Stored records

◆ ◆ ◆ ◆ ◆ ◆ ◆

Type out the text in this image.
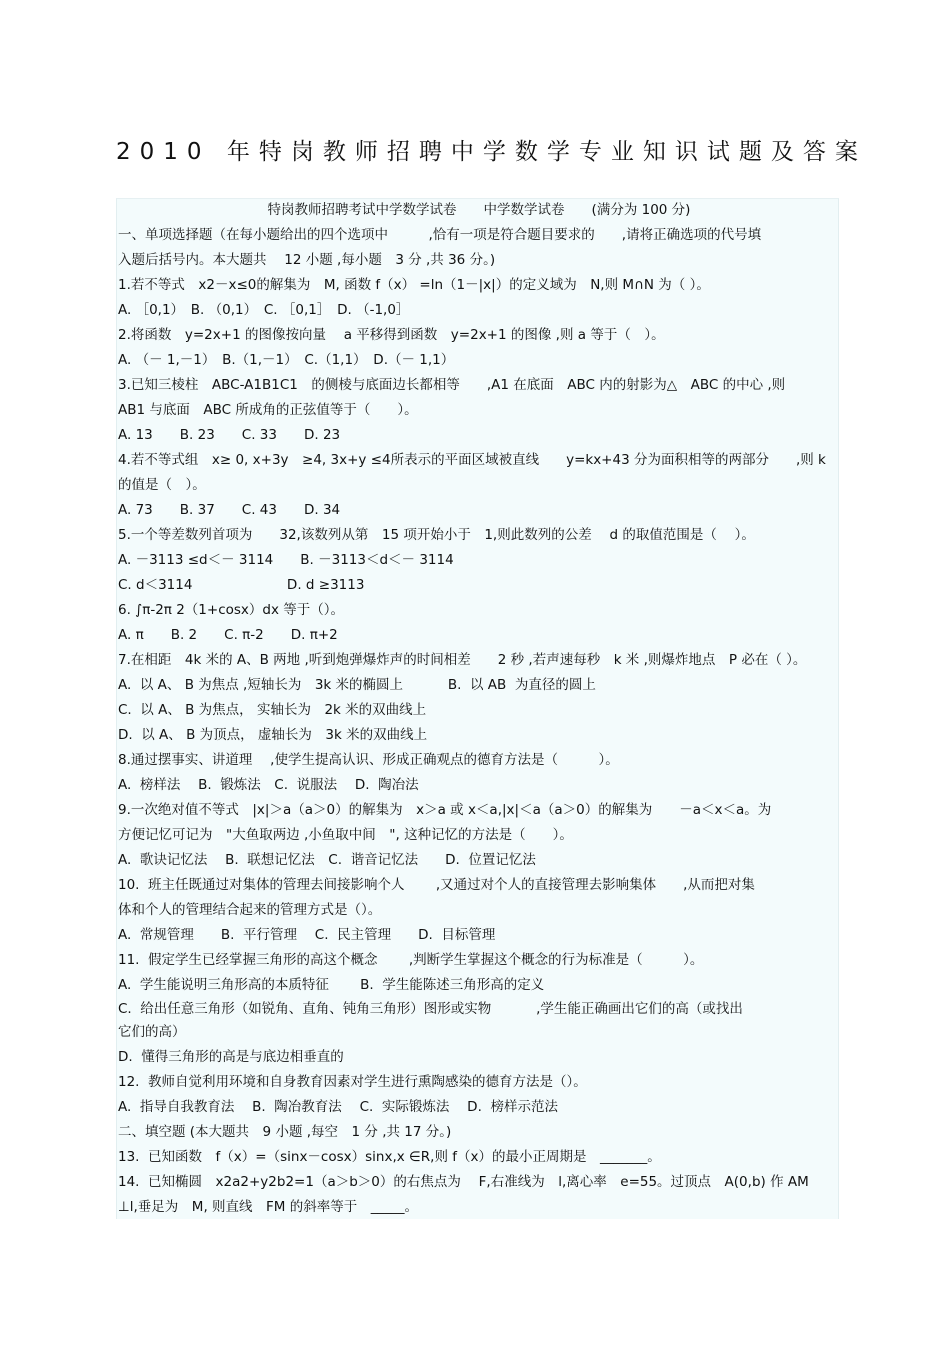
2010 年特岗教师招聘中学数学专业知识试题及答案
特岗教师招聘考试中学数学试卷　　中学数学试卷　　(满分为 100 分)
一、单项选择题（在每小题给出的四个选项中　　　,恰有一项是符合题目要求的　　,请将正确选项的代号填
入题后括号内。本大题共　 12 小题 ,每小题　3 分 ,共 36 分。)
1.若不等式　x2－x≤0的解集为　M, 函数 f（x） =ln（1－|x|）的定义域为　N,则 M∩N 为（ ）。
A. ［0,1）　B. （0,1）　C. ［0,1］　D. （-1,0］
2.将函数　y=2x+1 的图像按向量　 a 平移得到函数　y=2x+1 的图像 ,则 a 等于（　）。
A. （－ 1,－1）　B.（1,－1）　C.（1,1）　D.（－ 1,1）
3.已知三棱柱　ABC-A1B1C1　的侧棱与底面边长都相等　　,A1 在底面　ABC 内的射影为△　ABC 的中心 ,则
AB1 与底面　ABC 所成角的正弦值等于（　　）。
A. 13　　B. 23　　C. 33　　D. 23
4.若不等式组　x≥ 0, x+3y　≥4, 3x+y ≤4所表示的平面区域被直线　　y=kx+43 分为面积相等的两部分　　,则 k
的值是（　）。
A. 73　　B. 37　　C. 43　　D. 34
5.一个等差数列首项为　　32,该数列从第　15 项开始小于　1,则此数列的公差　 d 的取值范围是（　 ）。
A. －3113 ≤d＜－ 3114　　B. －3113＜d＜－ 3114
C. d＜3114　　　　　　　D. d ≥3113
6. ∫π-2π 2（1+cosx）dx 等于（）。
A. π　　B. 2　　C. π-2　　D. π+2
7.在相距　4k 米的 A、B 两地 ,听到炮弹爆炸声的时间相差　　2 秒 ,若声速每秒　k 米 ,则爆炸地点　P 必在（ ）。
A.  以 A、 B 为焦点 ,短轴长为　3k 米的椭圆上　　　 B.  以 AB  为直径的圆上
C.  以 A、 B 为焦点， 实轴长为　2k 米的双曲线上
D.  以 A、 B 为顶点， 虚轴长为　3k 米的双曲线上
8.通过摆事实、讲道理　 ,使学生提高认识、形成正确观点的德育方法是（　　　）。
A.  榜样法　 B.  锻炼法　C.  说服法　 D.  陶冶法
9.一次绝对值不等式　|x|＞a（a＞0）的解集为　x＞a 或 x＜a,|x|＜a（a＞0）的解集为　　－a＜x＜a。为
方便记忆可记为　"大鱼取两边 ,小鱼取中间　", 这种记忆的方法是（　　）。
A.  歌诀记忆法　 B.  联想记忆法　C.  谐音记忆法　　D.  位置记忆法
10.  班主任既通过对集体的管理去间接影响个人　　 ,又通过对个人的直接管理去影响集体　　,从而把对集
体和个人的管理结合起来的管理方式是（）。
A.  常规管理　　B.  平行管理　 C.  民主管理　　D.  目标管理
11.  假定学生已经掌握三角形的高这个概念　　 ,判断学生掌握这个概念的行为标准是（　　　）。
A.  学生能说明三角形高的本质特征　　 B.  学生能陈述三角形高的定义
C.  给出任意三角形（如锐角、直角、钝角三角形）图形或实物　　　 ,学生能正确画出它们的高（或找出
它们的高）
D.  懂得三角形的高是与底边相垂直的
12.  教师自觉利用环境和自身教育因素对学生进行熏陶感染的德育方法是（）。
A.  指导自我教育法　 B.  陶冶教育法　 C.  实际锻炼法　 D.  榜样示范法
二、填空题 (本大题共　9 小题 ,每空　1 分 ,共 17 分。)
13.  已知函数　f（x）=（sinx－cosx）sinx,x ∈R,则 f（x）的最小正周期是　_______。
14.  已知椭圆　x2a2+y2b2=1（a＞b＞0）的右焦点为　 F,右准线为　l,离心率　e=55。过顶点　A(0,b) 作 AM
⊥l,垂足为　M, 则直线　FM 的斜率等于　_____。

◆ ◆ ◆ ◆ ◆ ◆ ◆

- **Work to complete**:
In your copy, leave out the pictures and reproduce the material above exactly.

- **Answer**:
Type out the text in this image.
2010 年特岗教师招聘中学数学专业知识试题及答案
特岗教师招聘考试中学数学试卷　　中学数学试卷　　(满分为 100 分)
一、单项选择题（在每小题给出的四个选项中　　　,恰有一项是符合题目要求的　　,请将正确选项的代号填
入题后括号内。本大题共　 12 小题 ,每小题　3 分 ,共 36 分。)
1.若不等式　x2－x≤0的解集为　M, 函数 f（x） =ln（1－|x|）的定义域为　N,则 M∩N 为（ ）。
A. ［0,1）　B. （0,1）　C. ［0,1］　D. （-1,0］
2.将函数　y=2x+1 的图像按向量　 a 平移得到函数　y=2x+1 的图像 ,则 a 等于（　）。
A. （－ 1,－1）　B.（1,－1）　C.（1,1）　D.（－ 1,1）
3.已知三棱柱　ABC-A1B1C1　的侧棱与底面边长都相等　　,A1 在底面　ABC 内的射影为△　ABC 的中心 ,则
AB1 与底面　ABC 所成角的正弦值等于（　　）。
A. 13　　B. 23　　C. 33　　D. 23
4.若不等式组　x≥ 0, x+3y　≥4, 3x+y ≤4所表示的平面区域被直线　　y=kx+43 分为面积相等的两部分　　,则 k
的值是（　）。
A. 73　　B. 37　　C. 43　　D. 34
5.一个等差数列首项为　　32,该数列从第　15 项开始小于　1,则此数列的公差　 d 的取值范围是（　 ）。
A. －3113 ≤d＜－ 3114　　B. －3113＜d＜－ 3114
C. d＜3114　　　　　　　D. d ≥3113
6. ∫π-2π 2（1+cosx）dx 等于（）。
A. π　　B. 2　　C. π-2　　D. π+2
7.在相距　4k 米的 A、B 两地 ,听到炮弹爆炸声的时间相差　　2 秒 ,若声速每秒　k 米 ,则爆炸地点　P 必在（ ）。
A.  以 A、 B 为焦点 ,短轴长为　3k 米的椭圆上　　　 B.  以 AB  为直径的圆上
C.  以 A、 B 为焦点， 实轴长为　2k 米的双曲线上
D.  以 A、 B 为顶点， 虚轴长为　3k 米的双曲线上
8.通过摆事实、讲道理　 ,使学生提高认识、形成正确观点的德育方法是（　　　）。
A.  榜样法　 B.  锻炼法　C.  说服法　 D.  陶冶法
9.一次绝对值不等式　|x|＞a（a＞0）的解集为　x＞a 或 x＜a,|x|＜a（a＞0）的解集为　　－a＜x＜a。为
方便记忆可记为　"大鱼取两边 ,小鱼取中间　", 这种记忆的方法是（　　）。
A.  歌诀记忆法　 B.  联想记忆法　C.  谐音记忆法　　D.  位置记忆法
10.  班主任既通过对集体的管理去间接影响个人　　 ,又通过对个人的直接管理去影响集体　　,从而把对集
体和个人的管理结合起来的管理方式是（）。
A.  常规管理　　B.  平行管理　 C.  民主管理　　D.  目标管理
11.  假定学生已经掌握三角形的高这个概念　　 ,判断学生掌握这个概念的行为标准是（　　　）。
A.  学生能说明三角形高的本质特征　　 B.  学生能陈述三角形高的定义
C.  给出任意三角形（如锐角、直角、钝角三角形）图形或实物　　　 ,学生能正确画出它们的高（或找出
它们的高）
D.  懂得三角形的高是与底边相垂直的
12.  教师自觉利用环境和自身教育因素对学生进行熏陶感染的德育方法是（）。
A.  指导自我教育法　 B.  陶冶教育法　 C.  实际锻炼法　 D.  榜样示范法
二、填空题 (本大题共　9 小题 ,每空　1 分 ,共 17 分。)
13.  已知函数　f（x）=（sinx－cosx）sinx,x ∈R,则 f（x）的最小正周期是　_______。
14.  已知椭圆　x2a2+y2b2=1（a＞b＞0）的右焦点为　 F,右准线为　l,离心率　e=55。过顶点　A(0,b) 作 AM
⊥l,垂足为　M, 则直线　FM 的斜率等于　_____。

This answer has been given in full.